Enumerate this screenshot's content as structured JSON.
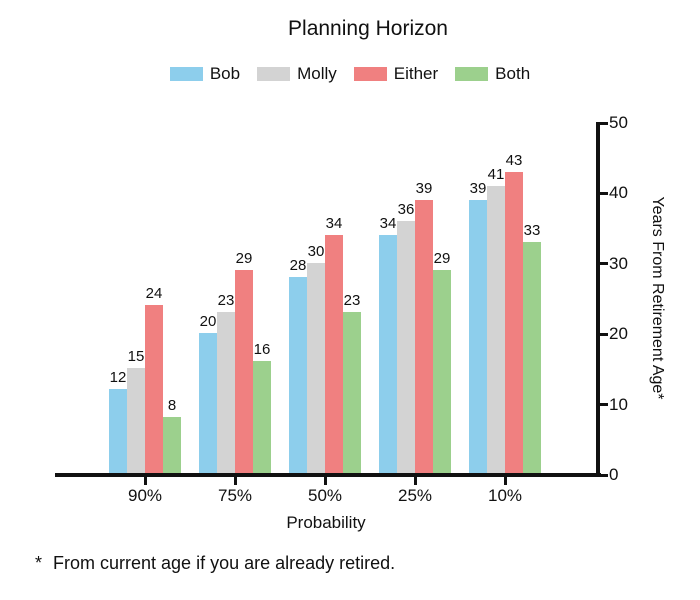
{
  "title": "Planning Horizon",
  "legend": {
    "items": [
      {
        "label": "Bob",
        "color": "#8DCEEC"
      },
      {
        "label": "Molly",
        "color": "#D3D3D3"
      },
      {
        "label": "Either",
        "color": "#F08080"
      },
      {
        "label": "Both",
        "color": "#9CD08D"
      }
    ]
  },
  "chart_data": {
    "type": "bar",
    "title": "Planning Horizon",
    "categories": [
      "90%",
      "75%",
      "50%",
      "25%",
      "10%"
    ],
    "series": [
      {
        "name": "Bob",
        "color": "#8DCEEC",
        "values": [
          12,
          20,
          28,
          34,
          39
        ]
      },
      {
        "name": "Molly",
        "color": "#D3D3D3",
        "values": [
          15,
          23,
          30,
          36,
          41
        ]
      },
      {
        "name": "Either",
        "color": "#F08080",
        "values": [
          24,
          29,
          34,
          39,
          43
        ]
      },
      {
        "name": "Both",
        "color": "#9CD08D",
        "values": [
          8,
          16,
          23,
          29,
          33
        ]
      }
    ],
    "xlabel": "Probability",
    "ylabel": "Years From Retirement Age*",
    "ylim": [
      0,
      50
    ],
    "yticks": [
      0,
      10,
      20,
      30,
      40,
      50
    ],
    "legend_position": "top",
    "grid": false,
    "bar_labels": true,
    "y_axis_side": "right"
  },
  "footnote": {
    "marker": "*",
    "text": "From current age if you are already retired."
  },
  "colors": {
    "axis": "#111111",
    "text": "#111111",
    "background": "#FFFFFF"
  }
}
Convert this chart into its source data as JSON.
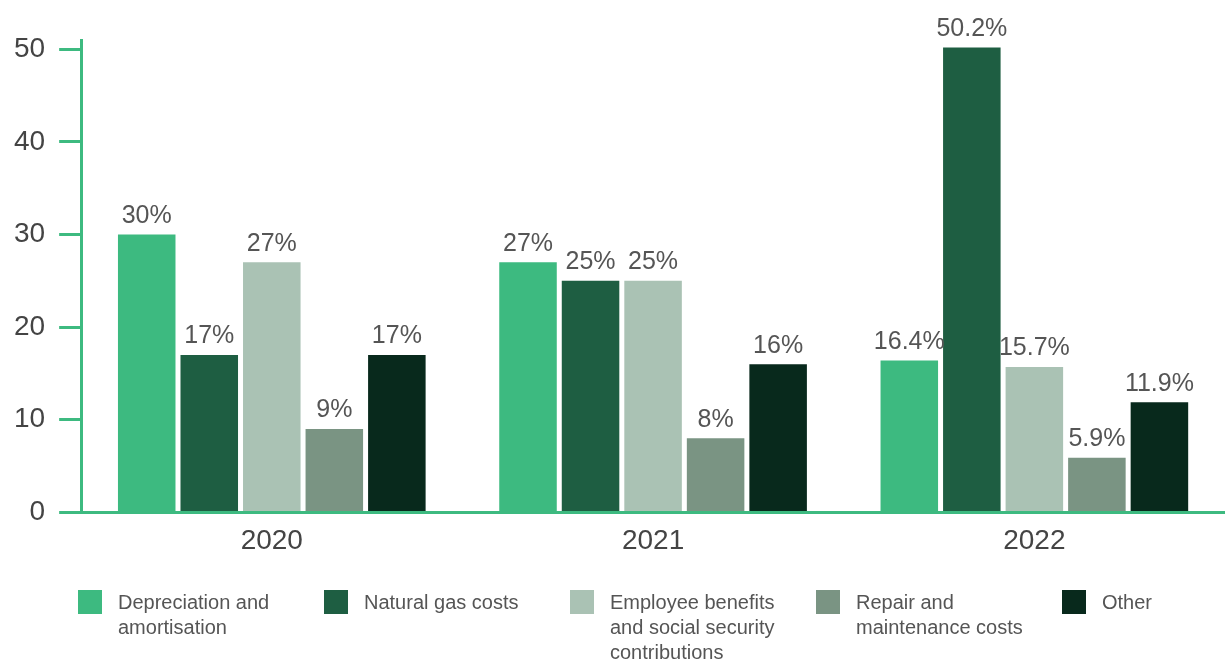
{
  "chart_data": {
    "type": "bar",
    "categories": [
      "2020",
      "2021",
      "2022"
    ],
    "ylim": [
      0,
      51
    ],
    "yticks": [
      0,
      10,
      20,
      30,
      40,
      50
    ],
    "grid": false,
    "legend": "bottom",
    "series": [
      {
        "name": "Depreciation and amortisation",
        "color": "#3dba80",
        "values": [
          30,
          27,
          16.4
        ],
        "value_labels": [
          "30%",
          "27%",
          "16.4%"
        ]
      },
      {
        "name": "Natural gas costs",
        "color": "#1e5e42",
        "values": [
          17,
          25,
          50.2
        ],
        "value_labels": [
          "17%",
          "25%",
          "50.2%"
        ]
      },
      {
        "name": "Employee benefits and social security contributions",
        "color": "#aac2b4",
        "values": [
          27,
          25,
          15.7
        ],
        "value_labels": [
          "27%",
          "25%",
          "15.7%"
        ]
      },
      {
        "name": "Repair and maintenance costs",
        "color": "#7a9483",
        "values": [
          9,
          8,
          5.9
        ],
        "value_labels": [
          "9%",
          "8%",
          "5.9%"
        ]
      },
      {
        "name": "Other",
        "color": "#08291c",
        "values": [
          17,
          16,
          11.9
        ],
        "value_labels": [
          "17%",
          "16%",
          "11.9%"
        ]
      }
    ]
  }
}
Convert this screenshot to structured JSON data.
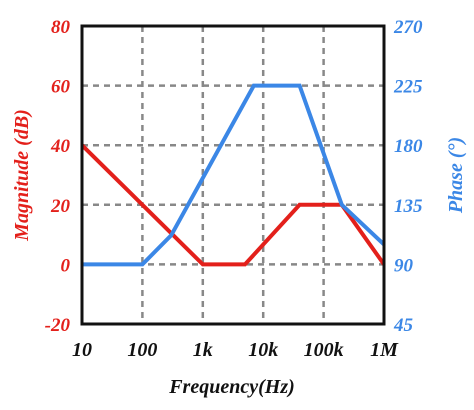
{
  "colors": {
    "magnitude": "#e3201b",
    "phase": "#3b87e6",
    "grid": "#888888",
    "frame": "#111111"
  },
  "chart_data": {
    "type": "line",
    "xlabel": "Frequency(Hz)",
    "ylabel_left": "Magnitude (dB)",
    "ylabel_right": "Phase (°)",
    "x_scale": "log",
    "xlim": [
      10,
      1000000
    ],
    "ylim_left": [
      -20,
      80
    ],
    "ylim_right": [
      45,
      270
    ],
    "grid": true,
    "x_ticks": [
      {
        "value": 10,
        "label": "10"
      },
      {
        "value": 100,
        "label": "100"
      },
      {
        "value": 1000,
        "label": "1k"
      },
      {
        "value": 10000,
        "label": "10k"
      },
      {
        "value": 100000,
        "label": "100k"
      },
      {
        "value": 1000000,
        "label": "1M"
      }
    ],
    "y_ticks_left": [
      {
        "value": 80,
        "label": "80"
      },
      {
        "value": 60,
        "label": "60"
      },
      {
        "value": 40,
        "label": "40"
      },
      {
        "value": 20,
        "label": "20"
      },
      {
        "value": 0,
        "label": "0"
      },
      {
        "value": -20,
        "label": "-20"
      }
    ],
    "y_ticks_right": [
      {
        "value": 270,
        "label": "270"
      },
      {
        "value": 225,
        "label": "225"
      },
      {
        "value": 180,
        "label": "180"
      },
      {
        "value": 135,
        "label": "135"
      },
      {
        "value": 90,
        "label": "90"
      },
      {
        "value": 45,
        "label": "45"
      }
    ],
    "series": [
      {
        "axis": "left",
        "color": "#e3201b",
        "x": [
          10,
          100,
          1000,
          5000,
          40000,
          200000,
          1000000
        ],
        "y": [
          40,
          20,
          0,
          0,
          20,
          20,
          0
        ]
      },
      {
        "axis": "right",
        "color": "#3b87e6",
        "x": [
          10,
          100,
          300,
          7000,
          40000,
          200000,
          1000000
        ],
        "y": [
          90,
          90,
          112,
          225,
          225,
          135,
          105
        ]
      }
    ]
  }
}
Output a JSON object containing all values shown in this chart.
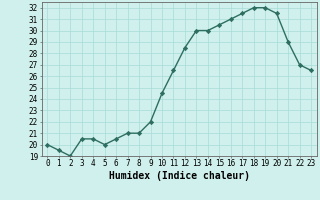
{
  "x": [
    0,
    1,
    2,
    3,
    4,
    5,
    6,
    7,
    8,
    9,
    10,
    11,
    12,
    13,
    14,
    15,
    16,
    17,
    18,
    19,
    20,
    21,
    22,
    23
  ],
  "y": [
    20,
    19.5,
    19,
    20.5,
    20.5,
    20,
    20.5,
    21,
    21,
    22,
    24.5,
    26.5,
    28.5,
    30,
    30,
    30.5,
    31,
    31.5,
    32,
    32,
    31.5,
    29,
    27,
    26.5
  ],
  "xlabel": "Humidex (Indice chaleur)",
  "ylabel": "",
  "line_color": "#2e6e60",
  "marker": "D",
  "marker_size": 2.2,
  "bg_color": "#cff0ec",
  "grid_color": "#a8ddd8",
  "ylim": [
    19,
    32.5
  ],
  "xlim": [
    -0.5,
    23.5
  ],
  "yticks": [
    19,
    20,
    21,
    22,
    23,
    24,
    25,
    26,
    27,
    28,
    29,
    30,
    31,
    32
  ],
  "xticks": [
    0,
    1,
    2,
    3,
    4,
    5,
    6,
    7,
    8,
    9,
    10,
    11,
    12,
    13,
    14,
    15,
    16,
    17,
    18,
    19,
    20,
    21,
    22,
    23
  ],
  "xlabel_fontsize": 7,
  "tick_fontsize": 5.5,
  "linewidth": 1.0
}
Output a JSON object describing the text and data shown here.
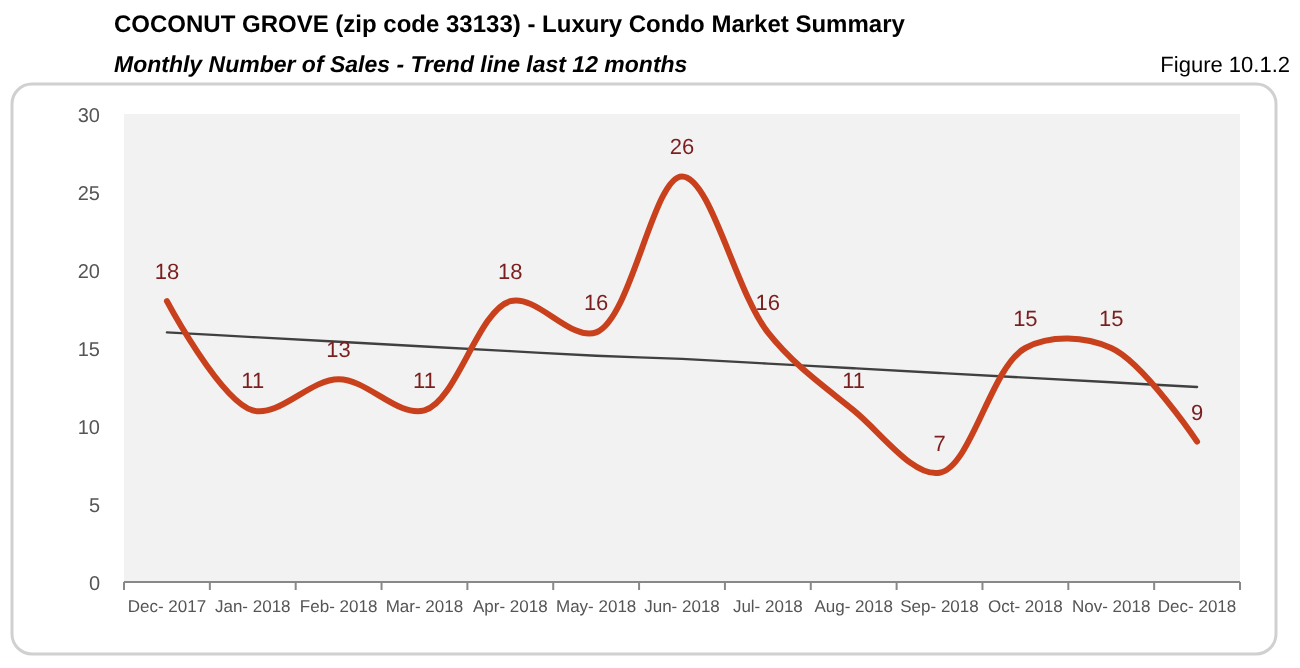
{
  "chart_data": {
    "type": "line",
    "title": "COCONUT GROVE (zip code 33133) - Luxury Condo Market Summary",
    "subtitle": "Monthly Number of Sales - Trend line last 12 months",
    "annotations": [
      "Figure 10.1.2"
    ],
    "categories": [
      "Dec- 2017",
      "Jan- 2018",
      "Feb- 2018",
      "Mar- 2018",
      "Apr- 2018",
      "May- 2018",
      "Jun- 2018",
      "Jul- 2018",
      "Aug- 2018",
      "Sep- 2018",
      "Oct- 2018",
      "Nov- 2018",
      "Dec- 2018"
    ],
    "series": [
      {
        "color": "#c8401c",
        "values": [
          18,
          11,
          13,
          11,
          18,
          16,
          26,
          16,
          11,
          7,
          15,
          15,
          9
        ],
        "data_labels": true
      },
      {
        "color": "#404040",
        "values": [
          16.0,
          15.7,
          15.4,
          15.1,
          14.8,
          14.5,
          14.3,
          14.0,
          13.7,
          13.4,
          13.1,
          12.8,
          12.5
        ]
      }
    ],
    "ylim": [
      0,
      30
    ],
    "yticks": [
      0,
      5,
      10,
      15,
      20,
      25,
      30
    ],
    "marker": "none"
  }
}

^^^^^^^^

**Directive**
Wherever the string "JSON" appears in the entries above, list that line.

**Reply**
Enumerate this screenshot's content as structured JSON.
Convert this chart into its source data as JSON.
Convert this screenshot to structured JSON data.
Output a JSON object containing all values shown in this chart.
Output a JSON object describing the text and data shown here.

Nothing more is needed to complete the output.